# Start of Records provided

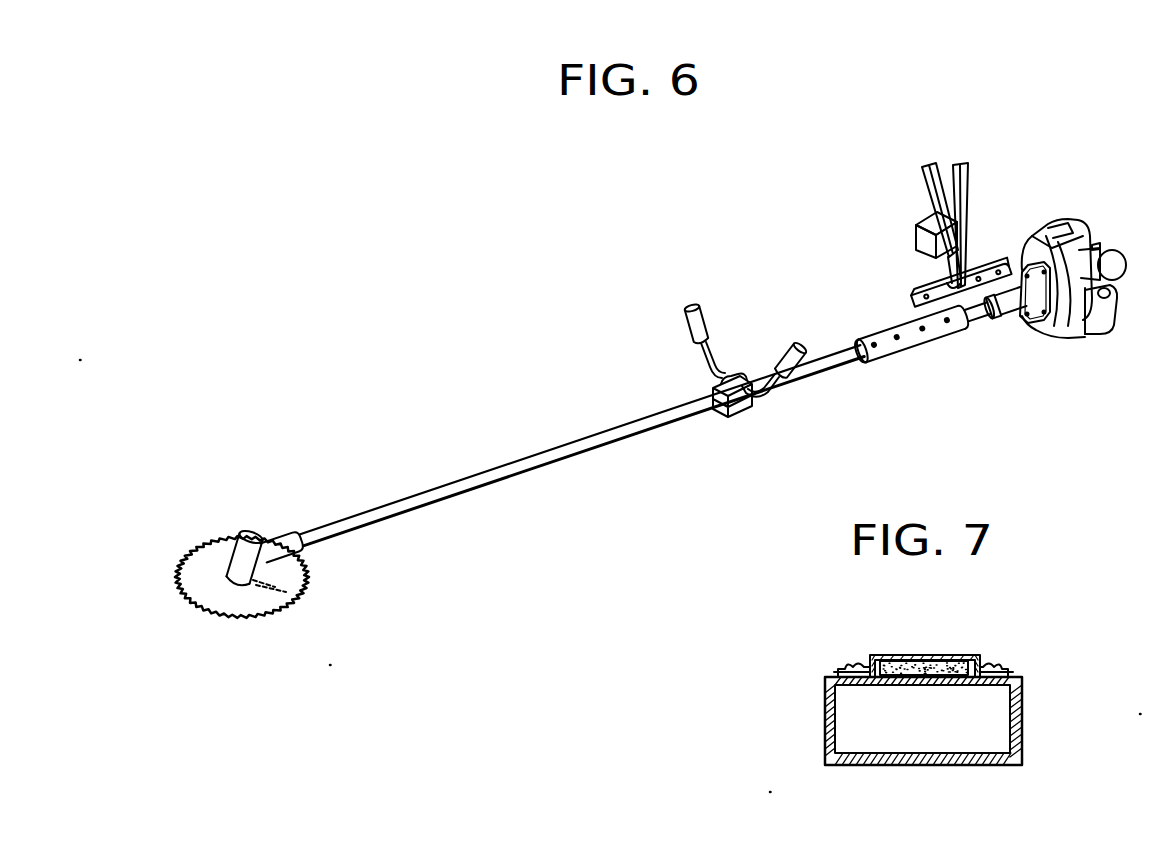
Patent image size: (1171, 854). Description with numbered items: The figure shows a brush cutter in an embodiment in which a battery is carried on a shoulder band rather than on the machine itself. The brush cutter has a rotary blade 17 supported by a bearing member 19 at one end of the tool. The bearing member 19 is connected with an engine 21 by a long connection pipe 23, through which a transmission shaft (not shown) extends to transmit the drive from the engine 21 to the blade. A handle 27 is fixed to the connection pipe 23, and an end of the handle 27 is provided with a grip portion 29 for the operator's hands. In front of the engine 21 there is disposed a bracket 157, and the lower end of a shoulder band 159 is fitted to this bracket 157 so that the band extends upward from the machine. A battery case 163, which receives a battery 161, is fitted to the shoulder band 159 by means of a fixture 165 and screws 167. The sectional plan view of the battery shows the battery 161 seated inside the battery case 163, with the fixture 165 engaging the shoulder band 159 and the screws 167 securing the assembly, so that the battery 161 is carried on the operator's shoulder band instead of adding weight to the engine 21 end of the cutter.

In FIG. 6, the rotary blade 17 is at (292, 588).
In FIG. 6, the bearing member 19 is at (256, 532).
In FIG. 6, the engine 21 is at (1080, 247).
In FIG. 6, the connection pipe 23 is at (562, 445).
In FIG. 6, the handle 27 is at (698, 365).
In FIG. 6, the grip portion 29 is at (704, 327).
In FIG. 6, the bracket 157 is at (928, 285).
In FIG. 6, the shoulder band 159 is at (960, 188).
In FIG. 7, the shoulder band 159 is at (898, 662).
In FIG. 6, the battery 161 is at (926, 238).
In FIG. 7, the battery 161 is at (948, 737).
In FIG. 7, the battery case 163 is at (1022, 715).
In FIG. 7, the fixture 165 is at (905, 657).
In FIG. 7, the screws 167 is at (852, 666).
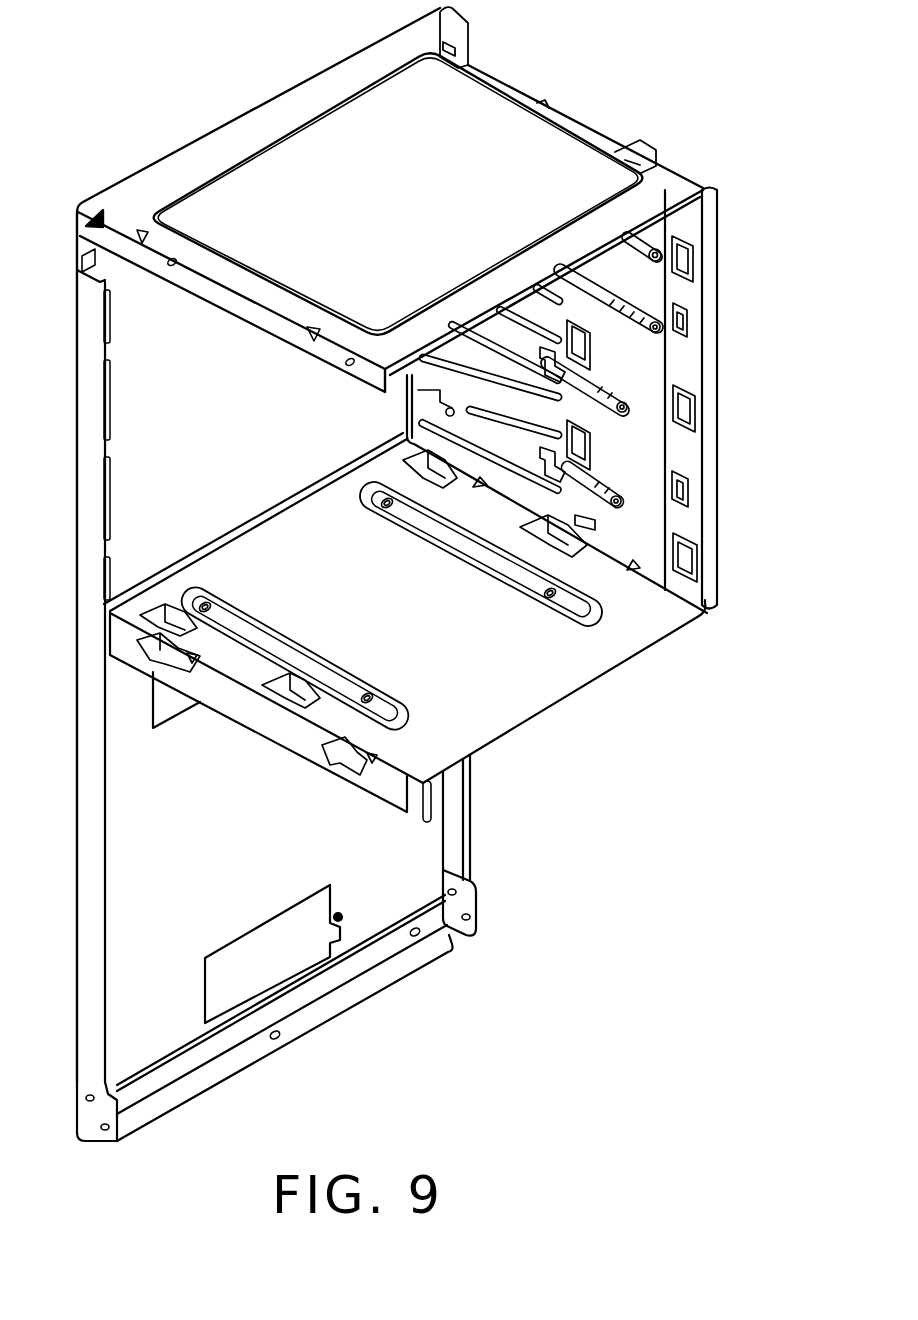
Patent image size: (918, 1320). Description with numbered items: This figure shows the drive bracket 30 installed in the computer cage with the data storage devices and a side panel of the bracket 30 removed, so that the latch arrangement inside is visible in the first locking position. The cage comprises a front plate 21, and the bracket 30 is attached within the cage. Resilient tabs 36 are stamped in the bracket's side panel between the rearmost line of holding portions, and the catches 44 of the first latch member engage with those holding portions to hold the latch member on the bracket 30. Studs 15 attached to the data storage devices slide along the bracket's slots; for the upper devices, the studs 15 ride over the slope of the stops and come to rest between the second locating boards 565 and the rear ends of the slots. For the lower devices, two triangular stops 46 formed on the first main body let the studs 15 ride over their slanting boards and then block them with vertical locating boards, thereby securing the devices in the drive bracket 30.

# End of Records provided

- [Required work] Rewrite the items above, swapping "figure" for "drawing" and keeping everything else unchanged. Omit the pictures from your answer.

- [The answer]
Patent image size: (1171, 854). Description with numbered items: The drawing shows a brush cutter in an embodiment in which a battery is carried on a shoulder band rather than on the machine itself. The brush cutter has a rotary blade 17 supported by a bearing member 19 at one end of the tool. The bearing member 19 is connected with an engine 21 by a long connection pipe 23, through which a transmission shaft (not shown) extends to transmit the drive from the engine 21 to the blade. A handle 27 is fixed to the connection pipe 23, and an end of the handle 27 is provided with a grip portion 29 for the operator's hands. In front of the engine 21 there is disposed a bracket 157, and the lower end of a shoulder band 159 is fitted to this bracket 157 so that the band extends upward from the machine. A battery case 163, which receives a battery 161, is fitted to the shoulder band 159 by means of a fixture 165 and screws 167. The sectional plan view of the battery shows the battery 161 seated inside the battery case 163, with the fixture 165 engaging the shoulder band 159 and the screws 167 securing the assembly, so that the battery 161 is carried on the operator's shoulder band instead of adding weight to the engine 21 end of the cutter.

In FIG. 6, the rotary blade 17 is at (292, 588).
In FIG. 6, the bearing member 19 is at (256, 532).
In FIG. 6, the engine 21 is at (1080, 247).
In FIG. 6, the connection pipe 23 is at (562, 445).
In FIG. 6, the handle 27 is at (698, 365).
In FIG. 6, the grip portion 29 is at (704, 327).
In FIG. 6, the bracket 157 is at (928, 285).
In FIG. 6, the shoulder band 159 is at (960, 188).
In FIG. 7, the shoulder band 159 is at (898, 662).
In FIG. 6, the battery 161 is at (926, 238).
In FIG. 7, the battery 161 is at (948, 737).
In FIG. 7, the battery case 163 is at (1022, 715).
In FIG. 7, the fixture 165 is at (905, 657).
In FIG. 7, the screws 167 is at (852, 666).
Patent image size: (918, 1320). Description with numbered items: This drawing shows the drive bracket 30 installed in the computer cage with the data storage devices and a side panel of the bracket 30 removed, so that the latch arrangement inside is visible in the first locking position. The cage comprises a front plate 21, and the bracket 30 is attached within the cage. Resilient tabs 36 are stamped in the bracket's side panel between the rearmost line of holding portions, and the catches 44 of the first latch member engage with those holding portions to hold the latch member on the bracket 30. Studs 15 attached to the data storage devices slide along the bracket's slots; for the upper devices, the studs 15 ride over the slope of the stops and come to rest between the second locating boards 565 and the rear ends of the slots. For the lower devices, two triangular stops 46 formed on the first main body let the studs 15 ride over their slanting boards and then block them with vertical locating boards, thereby securing the devices in the drive bracket 30.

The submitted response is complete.